Given instruction ::
Return each line of the data below verbatim; pictures are to be left out.

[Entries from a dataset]
=======

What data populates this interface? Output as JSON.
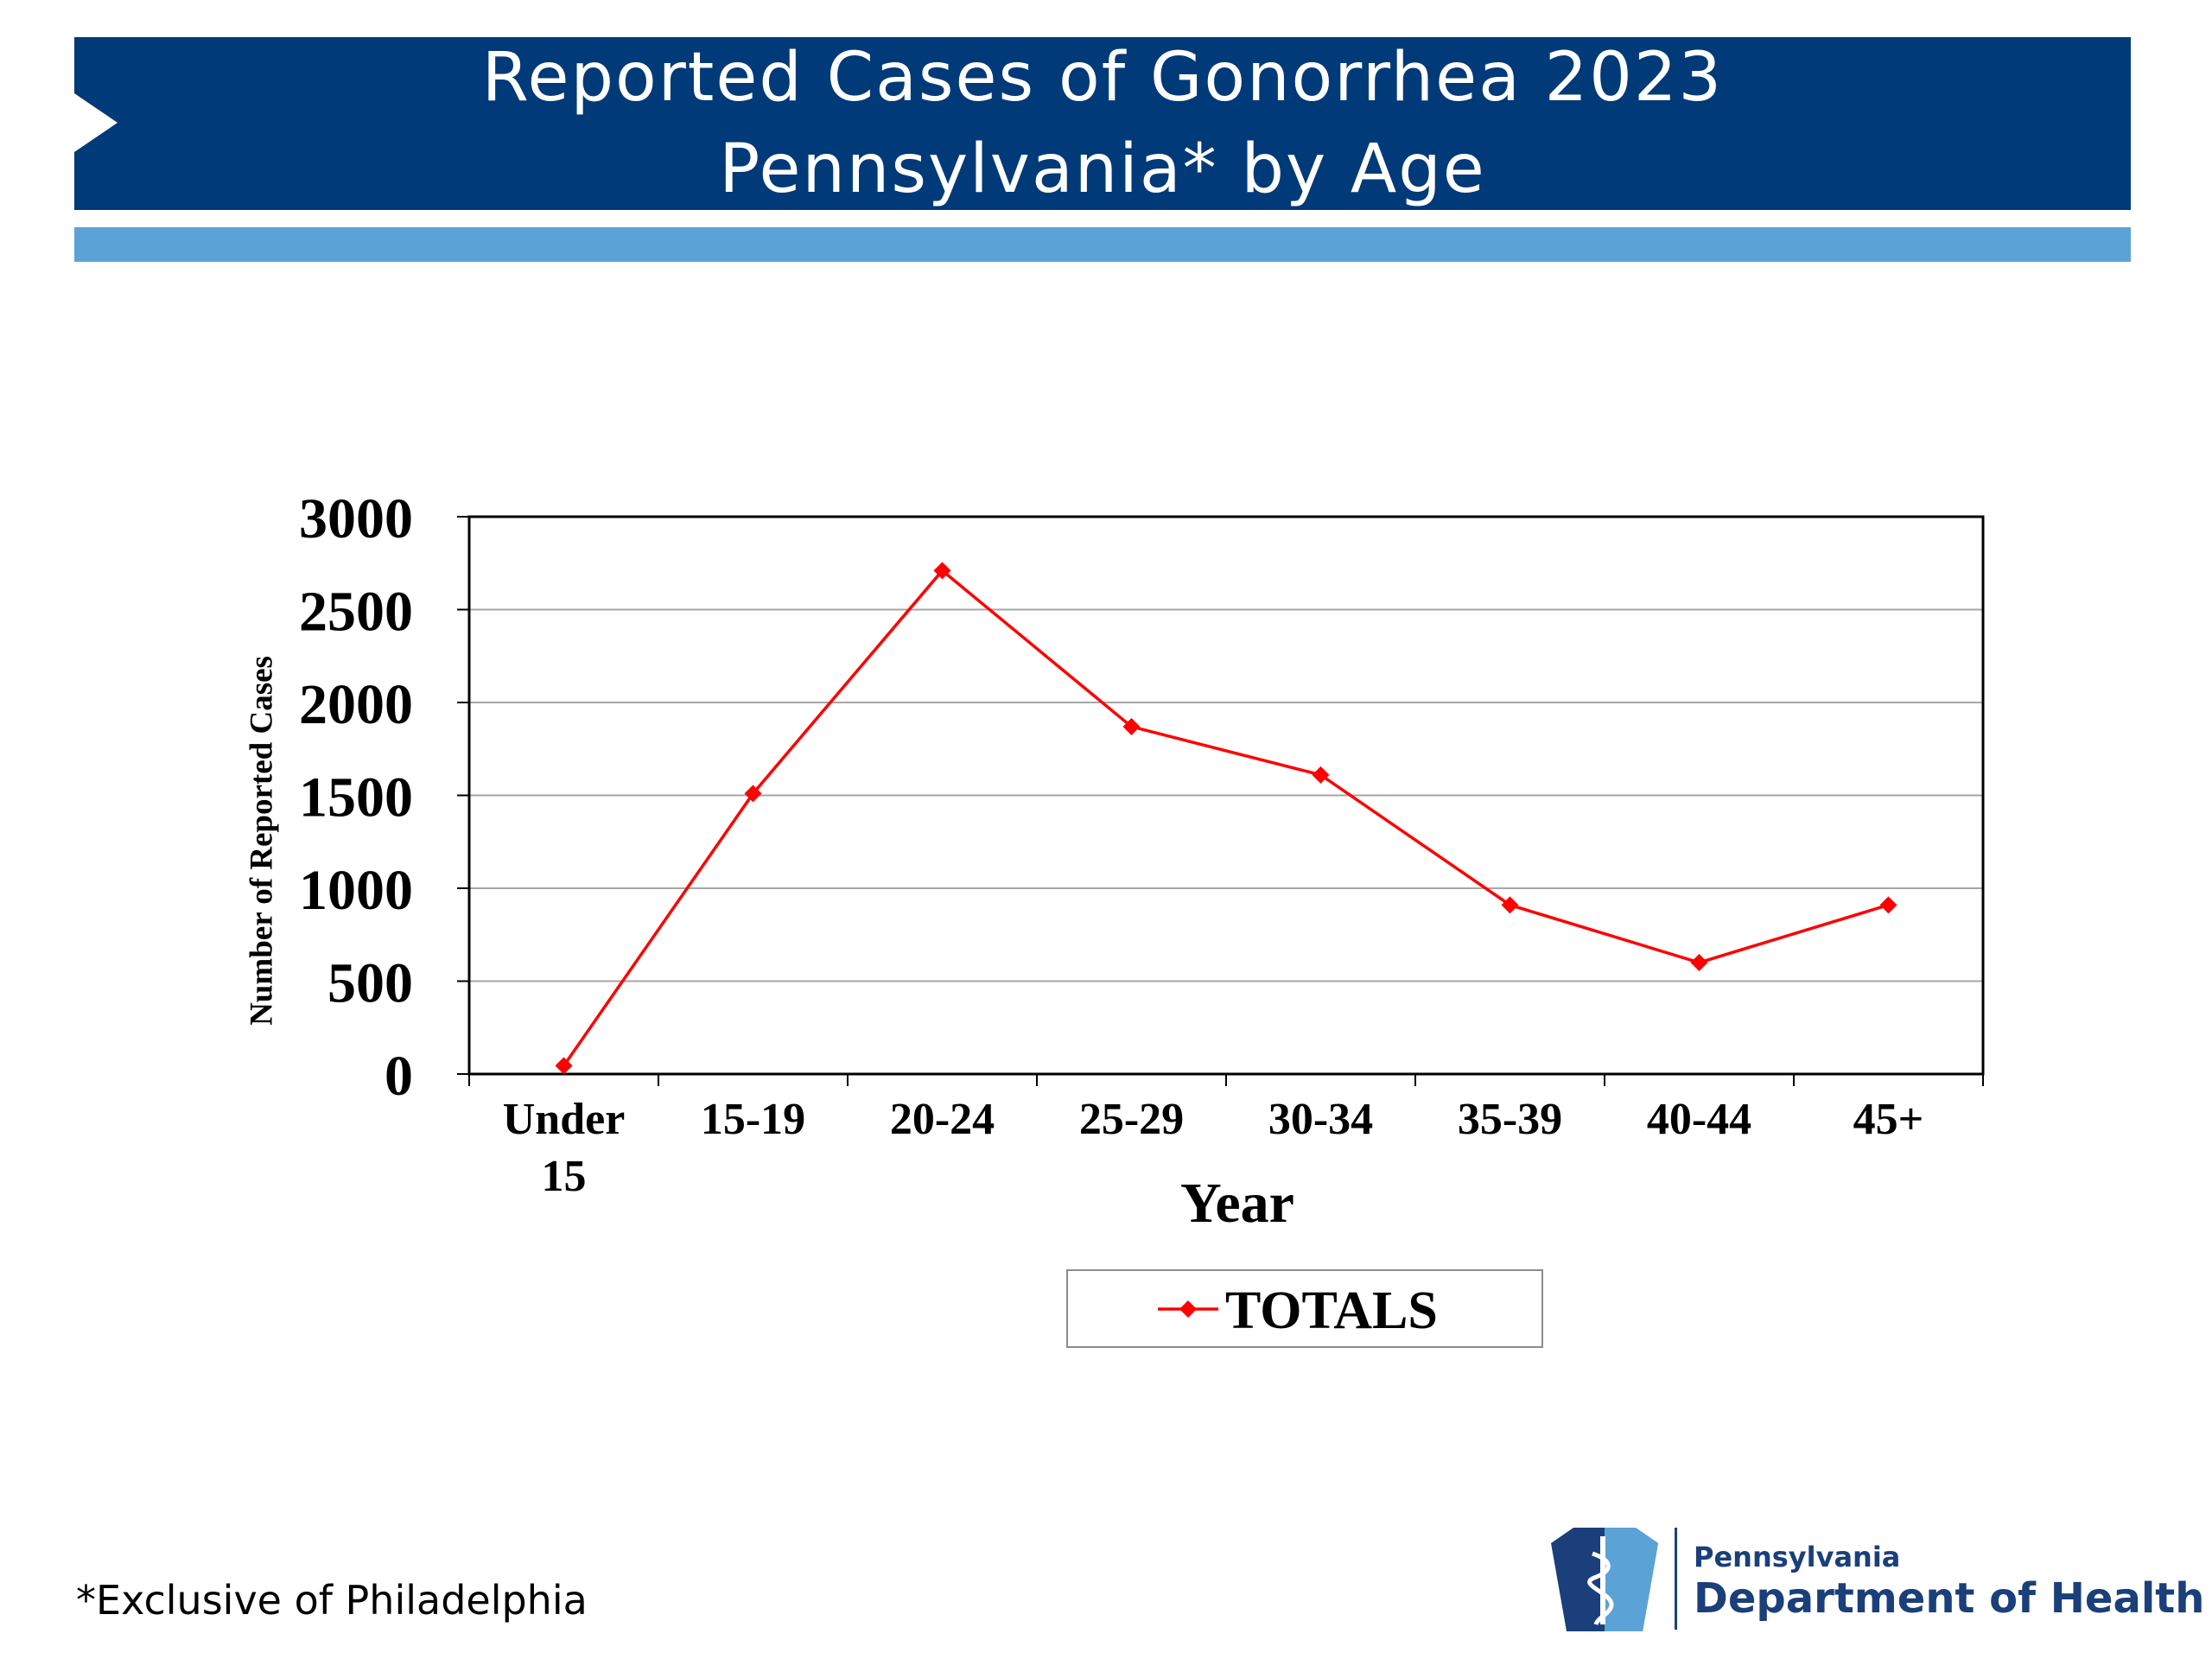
{
  "header": {
    "title_line1": "Reported Cases of Gonorrhea 2023",
    "title_line2": "Pennsylvania* by Age"
  },
  "chart_data": {
    "type": "line",
    "categories": [
      "Under 15",
      "15-19",
      "20-24",
      "25-29",
      "30-34",
      "35-39",
      "40-44",
      "45+"
    ],
    "category_lines": [
      [
        "Under",
        "15"
      ],
      [
        "15-19"
      ],
      [
        "20-24"
      ],
      [
        "25-29"
      ],
      [
        "30-34"
      ],
      [
        "35-39"
      ],
      [
        "40-44"
      ],
      [
        "45+"
      ]
    ],
    "series": [
      {
        "name": "TOTALS",
        "color": "#ff0000",
        "marker": "diamond",
        "values": [
          45,
          1510,
          2710,
          1870,
          1610,
          910,
          600,
          910
        ]
      }
    ],
    "ylim": [
      0,
      3000
    ],
    "yticks": [
      0,
      500,
      1000,
      1500,
      2000,
      2500,
      3000
    ],
    "xlabel": "Year",
    "ylabel": "Number of Reported Cases",
    "grid": "horizontal",
    "legend": "below"
  },
  "footnote": "*Exclusive of Philadelphia",
  "logo": {
    "line1": "Pennsylvania",
    "line2": "Department of Health"
  },
  "colors": {
    "banner": "#003a78",
    "subbar": "#5ba3d6",
    "series": "#ff0000",
    "logo": "#1a3f7a"
  }
}
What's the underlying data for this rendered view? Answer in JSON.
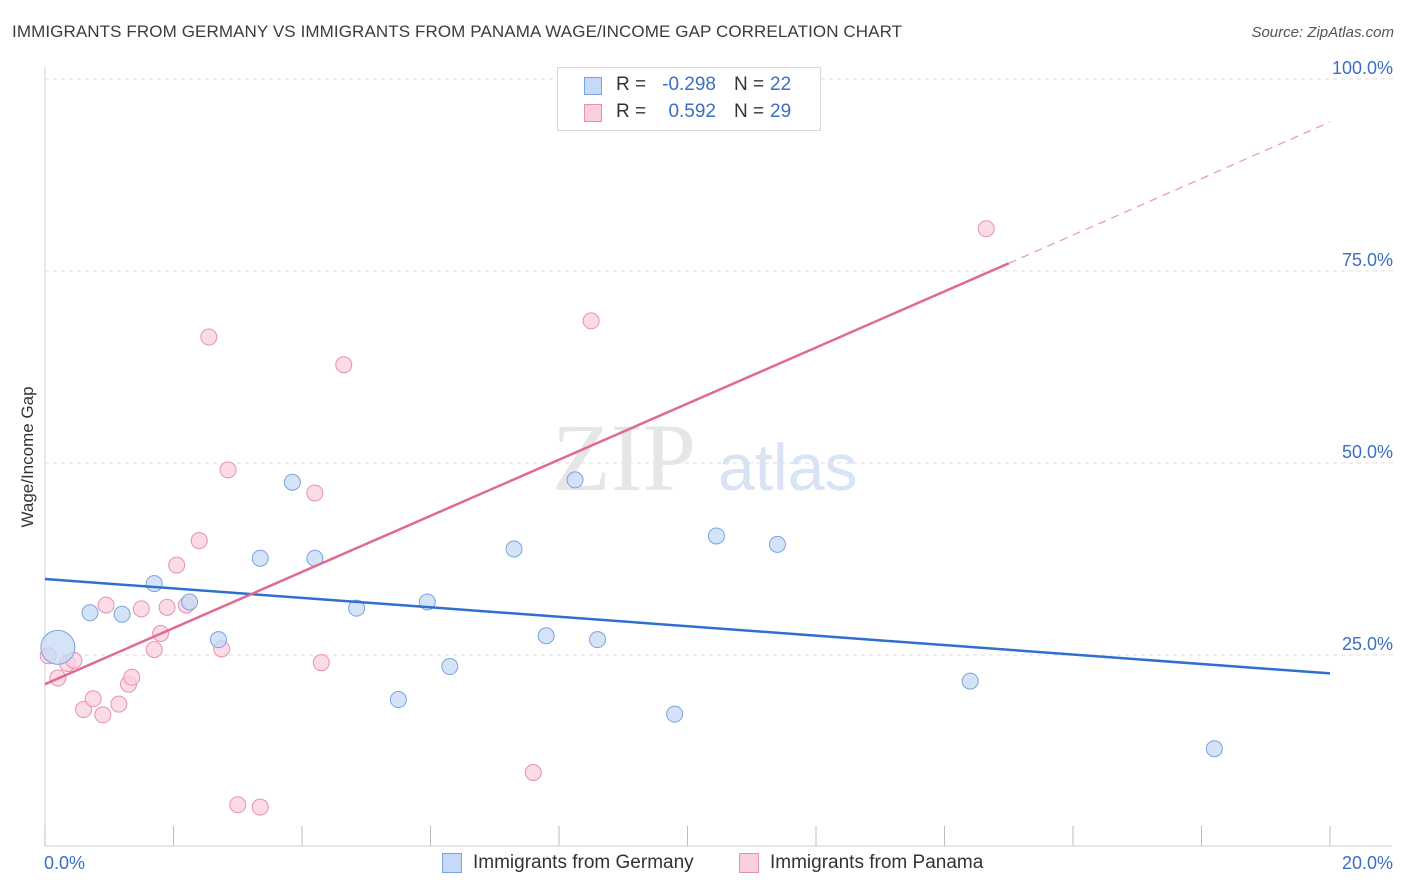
{
  "title": "IMMIGRANTS FROM GERMANY VS IMMIGRANTS FROM PANAMA WAGE/INCOME GAP CORRELATION CHART",
  "source": "Source: ZipAtlas.com",
  "watermark": {
    "zip": "ZIP",
    "atlas": "atlas"
  },
  "legend": {
    "germany": {
      "r_label": "R =",
      "r_value": "-0.298",
      "n_label": "N =",
      "n_value": "22"
    },
    "panama": {
      "r_label": "R =",
      "r_value": "0.592",
      "n_label": "N =",
      "n_value": "29"
    }
  },
  "colors": {
    "germany_fill": "#c6d9f6",
    "germany_stroke": "#7aa3dc",
    "germany_line": "#2f6fd0",
    "panama_fill": "#f9cfdc",
    "panama_stroke": "#e792ad",
    "panama_line": "#e06a94",
    "tick_label": "#3a6fc4",
    "grid": "#dddddd"
  },
  "chart_data": {
    "type": "scatter",
    "title": "IMMIGRANTS FROM GERMANY VS IMMIGRANTS FROM PANAMA WAGE/INCOME GAP CORRELATION CHART",
    "xlabel": "",
    "ylabel": "Wage/Income Gap",
    "xlim": [
      0,
      20
    ],
    "ylim": [
      0,
      102
    ],
    "x_tick_labels": [
      "0.0%",
      "20.0%"
    ],
    "y_ticks": [
      25,
      50,
      75,
      100
    ],
    "y_tick_labels": [
      "25.0%",
      "50.0%",
      "75.0%",
      "100.0%"
    ],
    "grid": true,
    "legend_position": "bottom",
    "series": [
      {
        "name": "Immigrants from Germany",
        "points": [
          {
            "x": 0.2,
            "y": 26.0,
            "big": true
          },
          {
            "x": 0.7,
            "y": 30.5
          },
          {
            "x": 1.2,
            "y": 30.3
          },
          {
            "x": 1.7,
            "y": 34.3
          },
          {
            "x": 2.25,
            "y": 31.9
          },
          {
            "x": 2.7,
            "y": 27.0
          },
          {
            "x": 3.35,
            "y": 37.6
          },
          {
            "x": 3.85,
            "y": 47.5
          },
          {
            "x": 4.2,
            "y": 37.6
          },
          {
            "x": 4.85,
            "y": 31.1
          },
          {
            "x": 5.5,
            "y": 19.2
          },
          {
            "x": 5.95,
            "y": 31.9
          },
          {
            "x": 6.3,
            "y": 23.5
          },
          {
            "x": 7.3,
            "y": 38.8
          },
          {
            "x": 7.8,
            "y": 27.5
          },
          {
            "x": 8.25,
            "y": 47.8
          },
          {
            "x": 8.6,
            "y": 27.0
          },
          {
            "x": 9.8,
            "y": 17.3
          },
          {
            "x": 10.45,
            "y": 40.5
          },
          {
            "x": 11.4,
            "y": 39.4
          },
          {
            "x": 14.4,
            "y": 21.6
          },
          {
            "x": 18.2,
            "y": 12.8
          }
        ],
        "trend": {
          "x": [
            0,
            20
          ],
          "y": [
            34.9,
            22.6
          ]
        }
      },
      {
        "name": "Immigrants from Panama",
        "points": [
          {
            "x": 0.05,
            "y": 24.9
          },
          {
            "x": 0.2,
            "y": 22.0
          },
          {
            "x": 0.35,
            "y": 23.9
          },
          {
            "x": 0.45,
            "y": 24.3
          },
          {
            "x": 0.6,
            "y": 17.9
          },
          {
            "x": 0.75,
            "y": 19.3
          },
          {
            "x": 0.9,
            "y": 17.2
          },
          {
            "x": 0.95,
            "y": 31.5
          },
          {
            "x": 1.15,
            "y": 18.6
          },
          {
            "x": 1.3,
            "y": 21.2
          },
          {
            "x": 1.35,
            "y": 22.1
          },
          {
            "x": 1.5,
            "y": 31.0
          },
          {
            "x": 1.7,
            "y": 25.7
          },
          {
            "x": 1.8,
            "y": 27.8
          },
          {
            "x": 1.9,
            "y": 31.2
          },
          {
            "x": 2.05,
            "y": 36.7
          },
          {
            "x": 2.2,
            "y": 31.5
          },
          {
            "x": 2.4,
            "y": 39.9
          },
          {
            "x": 2.55,
            "y": 66.4
          },
          {
            "x": 2.75,
            "y": 25.8
          },
          {
            "x": 2.85,
            "y": 49.1
          },
          {
            "x": 3.0,
            "y": 5.5
          },
          {
            "x": 3.35,
            "y": 5.2
          },
          {
            "x": 4.2,
            "y": 46.1
          },
          {
            "x": 4.3,
            "y": 24.0
          },
          {
            "x": 4.65,
            "y": 62.8
          },
          {
            "x": 7.6,
            "y": 9.7
          },
          {
            "x": 8.5,
            "y": 68.5
          },
          {
            "x": 14.65,
            "y": 80.5
          }
        ],
        "trend": {
          "x": [
            0,
            15
          ],
          "y": [
            21.2,
            76.0
          ]
        },
        "trend_extension": {
          "x": [
            15,
            20
          ],
          "y": [
            76.0,
            94.4
          ]
        }
      }
    ]
  }
}
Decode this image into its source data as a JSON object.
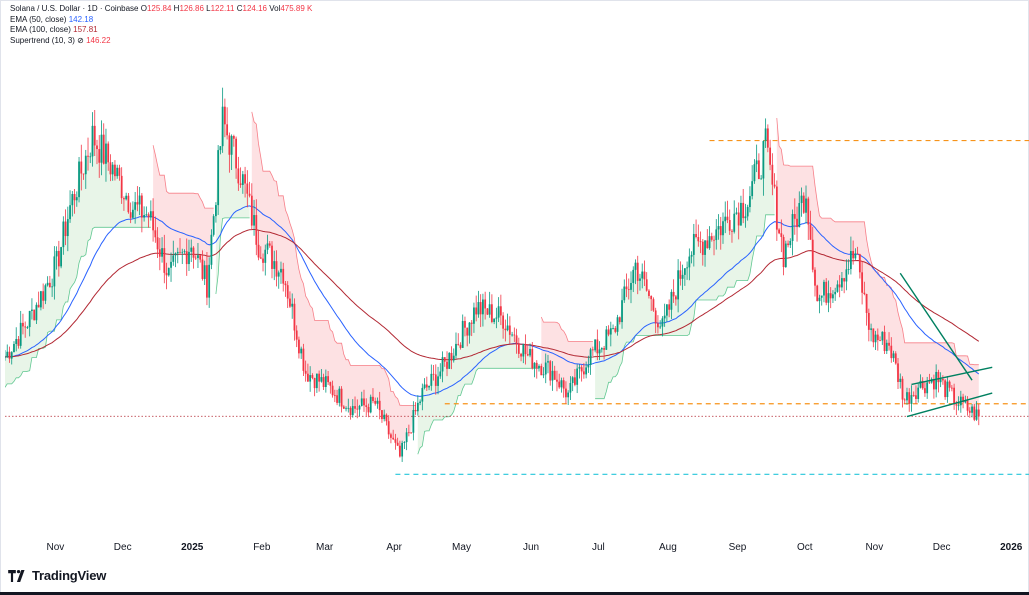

=======

Completed task ::
What data populates this interface? Output as JSON.
{
  "header": {
    "title_line1": "Reported Cases of Gonorrhea 2023",
    "title_line2": "Pennsylvania* by Age"
  },
  "chart_data": {
    "type": "line",
    "categories": [
      "Under 15",
      "15-19",
      "20-24",
      "25-29",
      "30-34",
      "35-39",
      "40-44",
      "45+"
    ],
    "category_lines": [
      [
        "Under",
        "15"
      ],
      [
        "15-19"
      ],
      [
        "20-24"
      ],
      [
        "25-29"
      ],
      [
        "30-34"
      ],
      [
        "35-39"
      ],
      [
        "40-44"
      ],
      [
        "45+"
      ]
    ],
    "series": [
      {
        "name": "TOTALS",
        "color": "#ff0000",
        "marker": "diamond",
        "values": [
          45,
          1510,
          2710,
          1870,
          1610,
          910,
          600,
          910
        ]
      }
    ],
    "ylim": [
      0,
      3000
    ],
    "yticks": [
      0,
      500,
      1000,
      1500,
      2000,
      2500,
      3000
    ],
    "xlabel": "Year",
    "ylabel": "Number of Reported Cases",
    "grid": "horizontal",
    "legend": "below"
  },
  "footnote": "*Exclusive of Philadelphia",
  "logo": {
    "line1": "Pennsylvania",
    "line2": "Department of Health"
  },
  "colors": {
    "banner": "#003a78",
    "subbar": "#5ba3d6",
    "series": "#ff0000",
    "logo": "#1a3f7a"
  }
}
What's the underlying data for this rendered view? Answer in JSON.
{
  "title": "IMMIGRANTS FROM GERMANY VS IMMIGRANTS FROM PANAMA WAGE/INCOME GAP CORRELATION CHART",
  "source": "Source: ZipAtlas.com",
  "watermark": {
    "zip": "ZIP",
    "atlas": "atlas"
  },
  "legend": {
    "germany": {
      "r_label": "R =",
      "r_value": "-0.298",
      "n_label": "N =",
      "n_value": "22"
    },
    "panama": {
      "r_label": "R =",
      "r_value": "0.592",
      "n_label": "N =",
      "n_value": "29"
    }
  },
  "colors": {
    "germany_fill": "#c6d9f6",
    "germany_stroke": "#7aa3dc",
    "germany_line": "#2f6fd0",
    "panama_fill": "#f9cfdc",
    "panama_stroke": "#e792ad",
    "panama_line": "#e06a94",
    "tick_label": "#3a6fc4",
    "grid": "#dddddd"
  },
  "chart_data": {
    "type": "scatter",
    "title": "IMMIGRANTS FROM GERMANY VS IMMIGRANTS FROM PANAMA WAGE/INCOME GAP CORRELATION CHART",
    "xlabel": "",
    "ylabel": "Wage/Income Gap",
    "xlim": [
      0,
      20
    ],
    "ylim": [
      0,
      102
    ],
    "x_tick_labels": [
      "0.0%",
      "20.0%"
    ],
    "y_ticks": [
      25,
      50,
      75,
      100
    ],
    "y_tick_labels": [
      "25.0%",
      "50.0%",
      "75.0%",
      "100.0%"
    ],
    "grid": true,
    "legend_position": "bottom",
    "series": [
      {
        "name": "Immigrants from Germany",
        "points": [
          {
            "x": 0.2,
            "y": 26.0,
            "big": true
          },
          {
            "x": 0.7,
            "y": 30.5
          },
          {
            "x": 1.2,
            "y": 30.3
          },
          {
            "x": 1.7,
            "y": 34.3
          },
          {
            "x": 2.25,
            "y": 31.9
          },
          {
            "x": 2.7,
            "y": 27.0
          },
          {
            "x": 3.35,
            "y": 37.6
          },
          {
            "x": 3.85,
            "y": 47.5
          },
          {
            "x": 4.2,
            "y": 37.6
          },
          {
            "x": 4.85,
            "y": 31.1
          },
          {
            "x": 5.5,
            "y": 19.2
          },
          {
            "x": 5.95,
            "y": 31.9
          },
          {
            "x": 6.3,
            "y": 23.5
          },
          {
            "x": 7.3,
            "y": 38.8
          },
          {
            "x": 7.8,
            "y": 27.5
          },
          {
            "x": 8.25,
            "y": 47.8
          },
          {
            "x": 8.6,
            "y": 27.0
          },
          {
            "x": 9.8,
            "y": 17.3
          },
          {
            "x": 10.45,
            "y": 40.5
          },
          {
            "x": 11.4,
            "y": 39.4
          },
          {
            "x": 14.4,
            "y": 21.6
          },
          {
            "x": 18.2,
            "y": 12.8
          }
        ],
        "trend": {
          "x": [
            0,
            20
          ],
          "y": [
            34.9,
            22.6
          ]
        }
      },
      {
        "name": "Immigrants from Panama",
        "points": [
          {
            "x": 0.05,
            "y": 24.9
          },
          {
            "x": 0.2,
            "y": 22.0
          },
          {
            "x": 0.35,
            "y": 23.9
          },
          {
            "x": 0.45,
            "y": 24.3
          },
          {
            "x": 0.6,
            "y": 17.9
          },
          {
            "x": 0.75,
            "y": 19.3
          },
          {
            "x": 0.9,
            "y": 17.2
          },
          {
            "x": 0.95,
            "y": 31.5
          },
          {
            "x": 1.15,
            "y": 18.6
          },
          {
            "x": 1.3,
            "y": 21.2
          },
          {
            "x": 1.35,
            "y": 22.1
          },
          {
            "x": 1.5,
            "y": 31.0
          },
          {
            "x": 1.7,
            "y": 25.7
          },
          {
            "x": 1.8,
            "y": 27.8
          },
          {
            "x": 1.9,
            "y": 31.2
          },
          {
            "x": 2.05,
            "y": 36.7
          },
          {
            "x": 2.2,
            "y": 31.5
          },
          {
            "x": 2.4,
            "y": 39.9
          },
          {
            "x": 2.55,
            "y": 66.4
          },
          {
            "x": 2.75,
            "y": 25.8
          },
          {
            "x": 2.85,
            "y": 49.1
          },
          {
            "x": 3.0,
            "y": 5.5
          },
          {
            "x": 3.35,
            "y": 5.2
          },
          {
            "x": 4.2,
            "y": 46.1
          },
          {
            "x": 4.3,
            "y": 24.0
          },
          {
            "x": 4.65,
            "y": 62.8
          },
          {
            "x": 7.6,
            "y": 9.7
          },
          {
            "x": 8.5,
            "y": 68.5
          },
          {
            "x": 14.65,
            "y": 80.5
          }
        ],
        "trend": {
          "x": [
            0,
            15
          ],
          "y": [
            21.2,
            76.0
          ]
        },
        "trend_extension": {
          "x": [
            15,
            20
          ],
          "y": [
            76.0,
            94.4
          ]
        }
      }
    ]
  }
}
Decode this image into its source data as a JSON object.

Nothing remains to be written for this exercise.